## [EXERCISE MATERIALS]
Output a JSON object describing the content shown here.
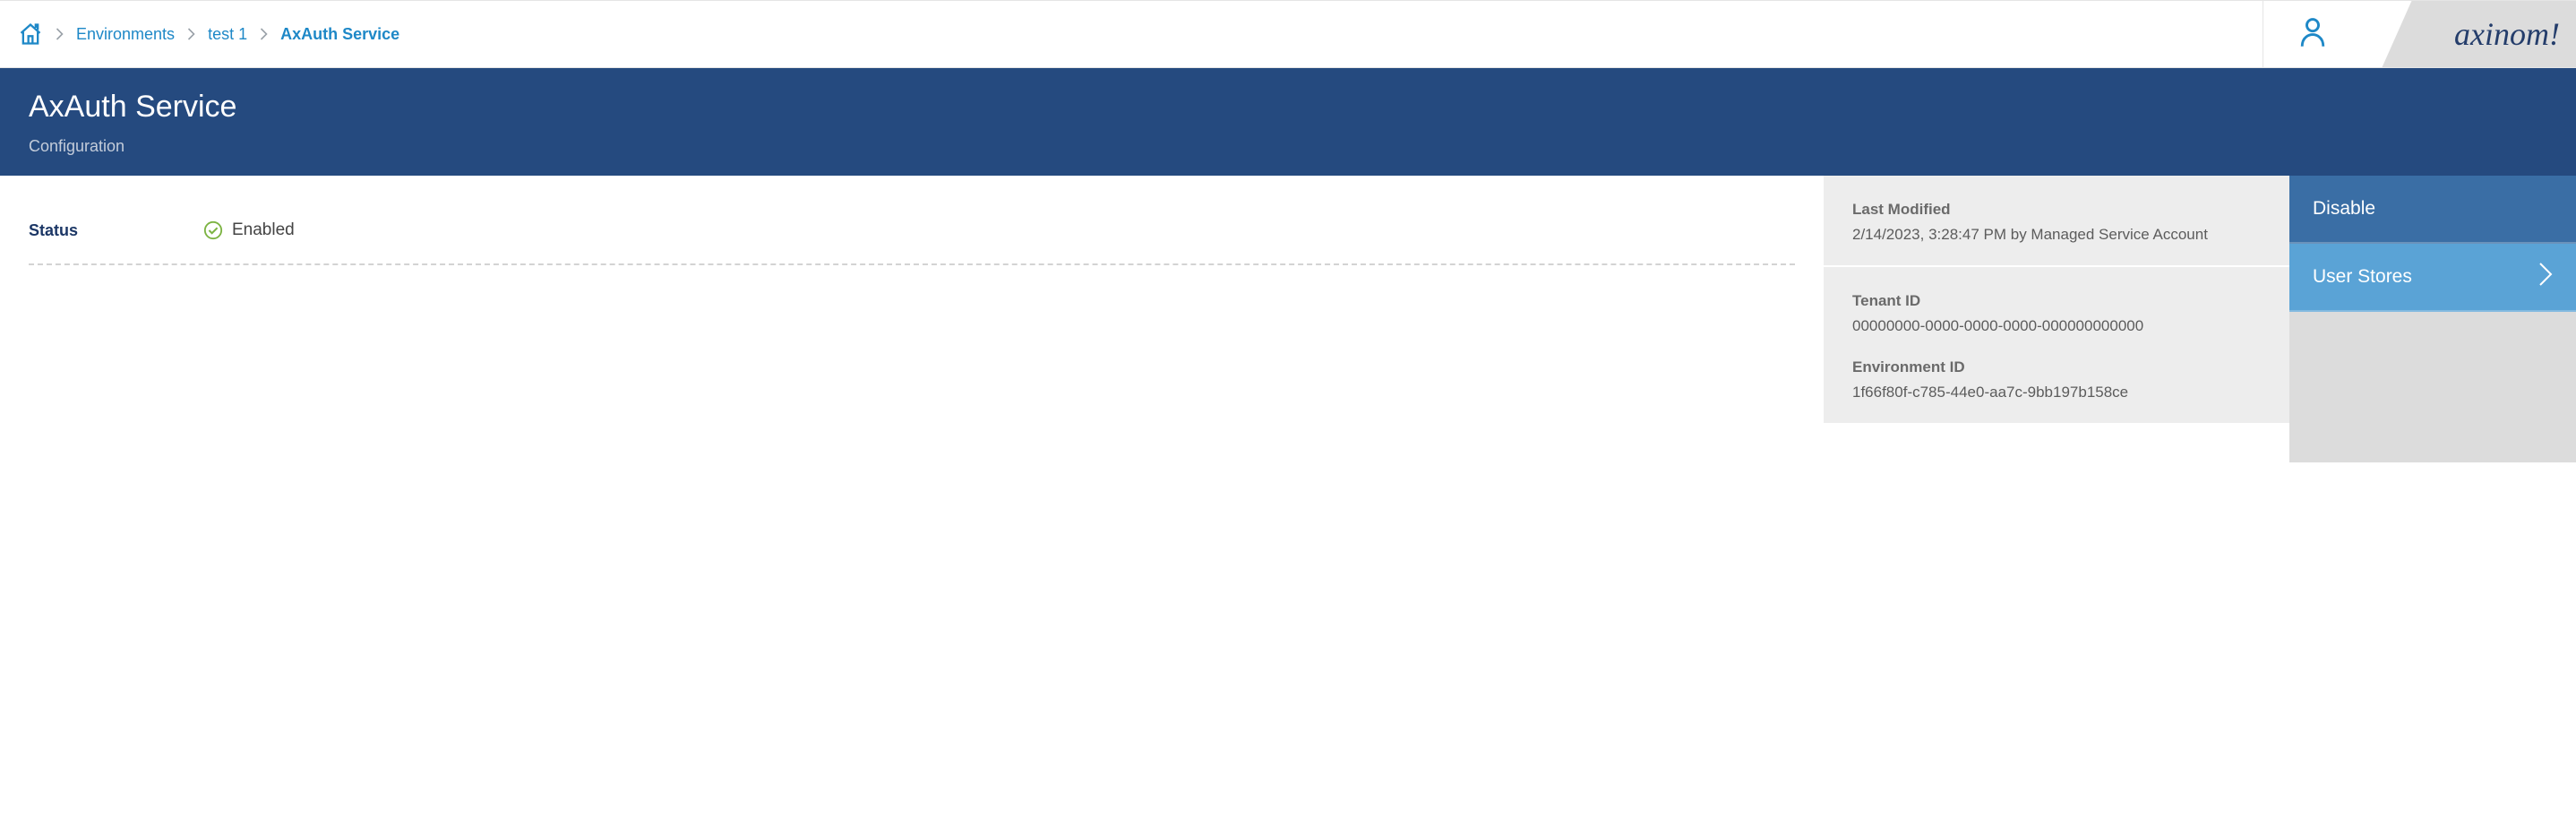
{
  "brand": "axinom!",
  "breadcrumbs": {
    "environments": "Environments",
    "test1": "test 1",
    "current": "AxAuth Service"
  },
  "hero": {
    "title": "AxAuth Service",
    "subtitle": "Configuration"
  },
  "status": {
    "label": "Status",
    "value": "Enabled"
  },
  "info": {
    "last_modified_label": "Last Modified",
    "last_modified_value": "2/14/2023, 3:28:47 PM by Managed Service Account",
    "tenant_id_label": "Tenant ID",
    "tenant_id_value": "00000000-0000-0000-0000-000000000000",
    "environment_id_label": "Environment ID",
    "environment_id_value": "1f66f80f-c785-44e0-aa7c-9bb197b158ce"
  },
  "actions": {
    "disable": "Disable",
    "user_stores": "User Stores"
  }
}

## [GIVEN EXERCISE]
Select every line of the material above holding the word "AxAuth" and copy it.

## [REPLY TO THE EXERCISE]
    "current": "AxAuth Service"
    "title": "AxAuth Service",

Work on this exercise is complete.